> **Written exercise 1**: Translate this sentence from the forum thread into Spanish: "There is beauty in simplicity and efficiency."

> **Document**:
+++
At the end of the book ChB imagines a motto which should adorn a court coat of arms “Omnia membri fellanto!” (all cocks should be sucked.) I imagine that lawyers must be really disappointed when stepping out of the court into the non-lawyerly world they do not get their membri fellanto.


----------



## SMK (Dec 10, 2015)

I always read Lord Black's articles mostly to enrich my vocabulary.


----------



## andrewf (Mar 1, 2010)

Don't feel bad about contumelious. It's archaic and not in common usage. Virtually no english speakers know even half the words in English when you include all the archaic words. I take it as a sign as bad/vain writing to use an archaic word when there are perfectly serviceable words available in common usage for the same meaning.


----------



## SMK (Dec 10, 2015)

Considering Black's degree in History, I don't consider his writing vain in the least, it just comes naturally to him, imho.

More new words. http://news.nationalpost.com/full-comment/conrad-black-a-word-of-reply-to-my-critics


----------



## andrewf (Mar 1, 2010)

There are smarter people who express more complex thoughts that are accessible to more people. Black's writing is designed to leave many readers mystified by his meaning and impressed by his sesquipedalian loquaciousness.


----------



## My Own Advisor (Sep 24, 2012)

Or in plain language, babbling 

FWIW, I'm more impressed with people that can get their point across, in as few words as possible, succinctly. To me, that's impressive. It means they have thought about what they want to say and found an optimal way of saying it. There is beauty in simplicity and efficiency.


----------



## Rusty O'Toole (Feb 1, 2012)

I've done a lot of reading and haven't encountered a new word I didn't understand in years, other than slang. I never heard of contumelious. In 60 years of reading thousands of books, I have never seen it and have no idea what it means. If I had to guess I would say something to do with insulting someone or telling unpleasant things about them.

Roundhouse is more of a sports term and has to do with a type of kick or punch.


----------



## Mukhang pera (Feb 26, 2016)

To me, roundhouse is what one finds, for example at Davie St, and Pacific in Vancouver, defined thus:

"A roundhouse is a building with a circular or semicircular shape used by railroads for servicing and storing locomotives, and traditionally surrounds, or is adjacent to, a turntable."

I have never heard of any other use of the term. I believe the one in Vancouver is still functional, and has a locomotive on the turntable, although no longer in use.
+++
> **Data excerpts**:

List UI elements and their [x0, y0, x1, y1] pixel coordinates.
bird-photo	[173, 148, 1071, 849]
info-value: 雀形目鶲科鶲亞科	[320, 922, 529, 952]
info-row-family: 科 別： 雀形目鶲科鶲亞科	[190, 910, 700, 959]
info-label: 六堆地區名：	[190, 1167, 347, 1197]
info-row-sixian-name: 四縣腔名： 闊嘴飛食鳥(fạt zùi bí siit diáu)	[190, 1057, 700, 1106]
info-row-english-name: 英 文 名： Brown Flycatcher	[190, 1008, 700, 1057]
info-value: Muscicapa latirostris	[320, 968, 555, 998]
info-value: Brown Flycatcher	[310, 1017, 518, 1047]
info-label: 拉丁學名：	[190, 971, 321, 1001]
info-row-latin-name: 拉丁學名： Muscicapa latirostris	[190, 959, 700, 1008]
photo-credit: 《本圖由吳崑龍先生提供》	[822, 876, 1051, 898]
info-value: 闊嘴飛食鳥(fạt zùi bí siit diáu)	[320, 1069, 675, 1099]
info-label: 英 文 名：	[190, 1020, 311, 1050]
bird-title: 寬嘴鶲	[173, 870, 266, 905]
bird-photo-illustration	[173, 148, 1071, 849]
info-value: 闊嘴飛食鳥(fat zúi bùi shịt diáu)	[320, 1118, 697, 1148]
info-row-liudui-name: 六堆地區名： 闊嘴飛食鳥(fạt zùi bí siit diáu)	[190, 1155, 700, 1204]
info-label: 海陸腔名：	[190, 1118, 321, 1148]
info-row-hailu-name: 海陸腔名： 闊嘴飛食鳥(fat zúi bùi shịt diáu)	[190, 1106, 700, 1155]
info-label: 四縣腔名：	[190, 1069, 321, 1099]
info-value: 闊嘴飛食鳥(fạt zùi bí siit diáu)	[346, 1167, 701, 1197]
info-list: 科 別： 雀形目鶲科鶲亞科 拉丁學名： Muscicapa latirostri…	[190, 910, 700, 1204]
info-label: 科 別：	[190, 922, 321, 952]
+++
> **Written exercise 2**: Pull out each line of the records that contains the string "四縣腔名".

> **Solution 1**: Hay belleza en la sencillez y la eficiencia.

> **Solution 2**:
info-row-sixian-name: 四縣腔名： 闊嘴飛食鳥(fạt zùi bí siit diáu)	[190, 1057, 700, 1106]
info-label: 四縣腔名：	[190, 1069, 321, 1099]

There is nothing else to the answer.